» SOURCE DATA
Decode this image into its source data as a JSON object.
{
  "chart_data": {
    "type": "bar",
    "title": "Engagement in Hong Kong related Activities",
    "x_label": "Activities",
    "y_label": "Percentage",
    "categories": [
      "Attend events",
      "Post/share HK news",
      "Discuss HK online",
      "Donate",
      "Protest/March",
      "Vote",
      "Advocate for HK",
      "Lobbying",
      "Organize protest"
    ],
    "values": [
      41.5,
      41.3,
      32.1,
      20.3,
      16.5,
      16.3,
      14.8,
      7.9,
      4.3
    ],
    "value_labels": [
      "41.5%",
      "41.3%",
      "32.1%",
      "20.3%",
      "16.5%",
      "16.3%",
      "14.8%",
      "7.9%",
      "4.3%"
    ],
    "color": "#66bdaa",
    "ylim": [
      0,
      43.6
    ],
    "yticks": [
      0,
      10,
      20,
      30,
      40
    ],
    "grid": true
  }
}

» TASK
Write out every entry again exactly, please, with nothing missing.

» SOLUTION FOR THIS TASK
Decode this image into its source data as a JSON object.
{
  "chart_data": {
    "type": "bar",
    "title": "Engagement in Hong Kong related Activities",
    "x_label": "Activities",
    "y_label": "Percentage",
    "categories": [
      "Attend events",
      "Post/share HK news",
      "Discuss HK online",
      "Donate",
      "Protest/March",
      "Vote",
      "Advocate for HK",
      "Lobbying",
      "Organize protest"
    ],
    "values": [
      41.5,
      41.3,
      32.1,
      20.3,
      16.5,
      16.3,
      14.8,
      7.9,
      4.3
    ],
    "value_labels": [
      "41.5%",
      "41.3%",
      "32.1%",
      "20.3%",
      "16.5%",
      "16.3%",
      "14.8%",
      "7.9%",
      "4.3%"
    ],
    "color": "#66bdaa",
    "ylim": [
      0,
      43.6
    ],
    "yticks": [
      0,
      10,
      20,
      30,
      40
    ],
    "grid": true
  }
}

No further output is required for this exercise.